<<<<

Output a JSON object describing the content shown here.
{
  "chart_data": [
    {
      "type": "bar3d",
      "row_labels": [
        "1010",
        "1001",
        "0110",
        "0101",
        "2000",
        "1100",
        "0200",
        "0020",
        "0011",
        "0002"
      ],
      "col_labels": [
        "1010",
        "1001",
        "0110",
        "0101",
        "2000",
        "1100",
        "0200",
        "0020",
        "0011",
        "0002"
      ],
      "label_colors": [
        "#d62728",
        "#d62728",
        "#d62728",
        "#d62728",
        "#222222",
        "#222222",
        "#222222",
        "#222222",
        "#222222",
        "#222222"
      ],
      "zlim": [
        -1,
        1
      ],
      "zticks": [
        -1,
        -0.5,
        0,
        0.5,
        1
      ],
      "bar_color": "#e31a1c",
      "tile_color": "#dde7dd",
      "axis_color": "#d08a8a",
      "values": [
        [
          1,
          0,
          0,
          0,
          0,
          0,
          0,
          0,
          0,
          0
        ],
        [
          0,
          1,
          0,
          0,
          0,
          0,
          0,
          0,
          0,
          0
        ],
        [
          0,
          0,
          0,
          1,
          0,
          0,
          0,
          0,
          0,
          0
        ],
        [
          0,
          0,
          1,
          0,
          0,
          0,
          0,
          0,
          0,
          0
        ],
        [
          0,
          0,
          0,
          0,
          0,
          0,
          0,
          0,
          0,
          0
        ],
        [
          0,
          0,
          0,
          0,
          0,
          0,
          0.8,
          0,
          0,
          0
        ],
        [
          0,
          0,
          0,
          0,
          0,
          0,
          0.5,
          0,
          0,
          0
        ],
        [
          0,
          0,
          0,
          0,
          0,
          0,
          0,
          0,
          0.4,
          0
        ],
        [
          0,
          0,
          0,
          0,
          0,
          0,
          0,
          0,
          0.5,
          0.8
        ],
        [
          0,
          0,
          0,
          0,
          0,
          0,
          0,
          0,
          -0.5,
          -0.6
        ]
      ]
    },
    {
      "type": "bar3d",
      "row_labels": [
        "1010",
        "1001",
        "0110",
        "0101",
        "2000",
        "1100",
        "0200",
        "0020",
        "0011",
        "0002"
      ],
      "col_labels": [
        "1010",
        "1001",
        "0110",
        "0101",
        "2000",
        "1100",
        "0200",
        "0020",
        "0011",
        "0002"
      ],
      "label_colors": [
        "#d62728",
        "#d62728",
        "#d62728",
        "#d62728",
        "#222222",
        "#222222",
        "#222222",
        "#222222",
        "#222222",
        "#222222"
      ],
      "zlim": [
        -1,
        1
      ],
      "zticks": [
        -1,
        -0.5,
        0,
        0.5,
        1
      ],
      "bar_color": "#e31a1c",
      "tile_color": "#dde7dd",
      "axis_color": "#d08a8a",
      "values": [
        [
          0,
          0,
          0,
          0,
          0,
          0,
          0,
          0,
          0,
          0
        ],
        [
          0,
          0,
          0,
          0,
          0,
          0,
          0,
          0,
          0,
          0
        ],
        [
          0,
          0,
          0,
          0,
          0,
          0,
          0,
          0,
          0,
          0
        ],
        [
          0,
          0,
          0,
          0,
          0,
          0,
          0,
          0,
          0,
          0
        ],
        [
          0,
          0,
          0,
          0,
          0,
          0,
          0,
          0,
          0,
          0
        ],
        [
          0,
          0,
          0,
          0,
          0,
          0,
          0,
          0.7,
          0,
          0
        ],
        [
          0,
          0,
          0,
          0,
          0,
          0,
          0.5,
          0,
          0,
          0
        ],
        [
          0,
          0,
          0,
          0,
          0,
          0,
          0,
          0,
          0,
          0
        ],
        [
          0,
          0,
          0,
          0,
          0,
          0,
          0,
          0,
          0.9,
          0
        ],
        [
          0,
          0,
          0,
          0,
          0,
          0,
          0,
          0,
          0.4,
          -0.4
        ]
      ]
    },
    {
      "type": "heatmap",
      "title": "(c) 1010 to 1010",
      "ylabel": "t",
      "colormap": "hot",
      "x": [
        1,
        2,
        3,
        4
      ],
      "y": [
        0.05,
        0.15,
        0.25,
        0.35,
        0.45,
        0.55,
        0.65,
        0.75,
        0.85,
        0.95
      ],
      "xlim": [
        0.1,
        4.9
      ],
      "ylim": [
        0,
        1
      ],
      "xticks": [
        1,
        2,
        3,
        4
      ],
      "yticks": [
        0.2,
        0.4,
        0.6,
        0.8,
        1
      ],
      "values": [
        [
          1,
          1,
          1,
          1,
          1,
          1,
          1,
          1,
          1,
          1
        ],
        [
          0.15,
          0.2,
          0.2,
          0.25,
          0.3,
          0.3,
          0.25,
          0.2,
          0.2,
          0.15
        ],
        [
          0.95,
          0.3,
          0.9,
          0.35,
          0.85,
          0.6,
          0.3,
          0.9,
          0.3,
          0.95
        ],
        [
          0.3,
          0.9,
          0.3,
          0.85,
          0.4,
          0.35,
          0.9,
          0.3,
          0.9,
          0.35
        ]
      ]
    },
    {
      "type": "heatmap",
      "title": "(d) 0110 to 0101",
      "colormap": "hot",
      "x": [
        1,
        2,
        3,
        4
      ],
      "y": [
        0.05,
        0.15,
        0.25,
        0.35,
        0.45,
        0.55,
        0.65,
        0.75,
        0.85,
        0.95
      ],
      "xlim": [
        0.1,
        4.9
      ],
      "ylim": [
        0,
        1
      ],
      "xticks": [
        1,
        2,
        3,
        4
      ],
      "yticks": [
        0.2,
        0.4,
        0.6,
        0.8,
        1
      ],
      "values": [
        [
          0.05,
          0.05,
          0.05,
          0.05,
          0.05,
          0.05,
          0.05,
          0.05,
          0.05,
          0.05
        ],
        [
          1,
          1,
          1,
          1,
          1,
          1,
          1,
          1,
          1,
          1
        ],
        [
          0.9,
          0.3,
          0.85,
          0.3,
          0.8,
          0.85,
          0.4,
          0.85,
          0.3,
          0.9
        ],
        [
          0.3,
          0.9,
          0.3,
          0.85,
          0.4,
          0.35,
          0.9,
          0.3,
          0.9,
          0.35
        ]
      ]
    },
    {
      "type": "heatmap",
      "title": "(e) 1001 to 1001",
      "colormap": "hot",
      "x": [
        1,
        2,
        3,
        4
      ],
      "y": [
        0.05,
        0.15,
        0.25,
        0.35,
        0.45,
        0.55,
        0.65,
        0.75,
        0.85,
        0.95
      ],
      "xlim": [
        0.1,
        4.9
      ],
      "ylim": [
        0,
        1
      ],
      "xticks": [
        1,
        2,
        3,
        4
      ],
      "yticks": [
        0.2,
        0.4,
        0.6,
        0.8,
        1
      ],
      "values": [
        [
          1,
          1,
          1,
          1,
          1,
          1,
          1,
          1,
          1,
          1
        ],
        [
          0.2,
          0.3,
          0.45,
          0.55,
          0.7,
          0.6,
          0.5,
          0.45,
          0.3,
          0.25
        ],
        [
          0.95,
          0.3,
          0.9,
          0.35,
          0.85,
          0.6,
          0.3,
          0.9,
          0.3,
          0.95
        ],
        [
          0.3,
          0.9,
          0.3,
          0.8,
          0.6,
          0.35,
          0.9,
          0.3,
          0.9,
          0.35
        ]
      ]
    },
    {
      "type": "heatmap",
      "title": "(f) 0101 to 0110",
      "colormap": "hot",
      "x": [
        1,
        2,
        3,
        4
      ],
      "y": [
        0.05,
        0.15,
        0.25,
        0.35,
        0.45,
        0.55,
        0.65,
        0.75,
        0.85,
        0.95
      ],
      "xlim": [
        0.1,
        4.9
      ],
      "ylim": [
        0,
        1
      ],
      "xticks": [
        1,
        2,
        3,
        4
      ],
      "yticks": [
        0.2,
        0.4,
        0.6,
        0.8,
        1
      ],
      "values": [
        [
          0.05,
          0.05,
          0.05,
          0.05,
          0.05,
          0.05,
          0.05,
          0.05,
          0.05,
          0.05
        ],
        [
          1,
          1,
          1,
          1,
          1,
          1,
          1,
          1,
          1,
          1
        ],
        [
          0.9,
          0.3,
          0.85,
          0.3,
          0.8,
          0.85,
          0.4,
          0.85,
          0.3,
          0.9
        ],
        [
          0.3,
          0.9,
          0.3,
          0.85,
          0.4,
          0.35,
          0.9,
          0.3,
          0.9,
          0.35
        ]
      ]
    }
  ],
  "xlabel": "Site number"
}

>>>>

[GIVEN EXERCISE]
What is the number of lines in the listing above that contain the string "title"? Give only the number.

[REPLY TO THE TASK]
4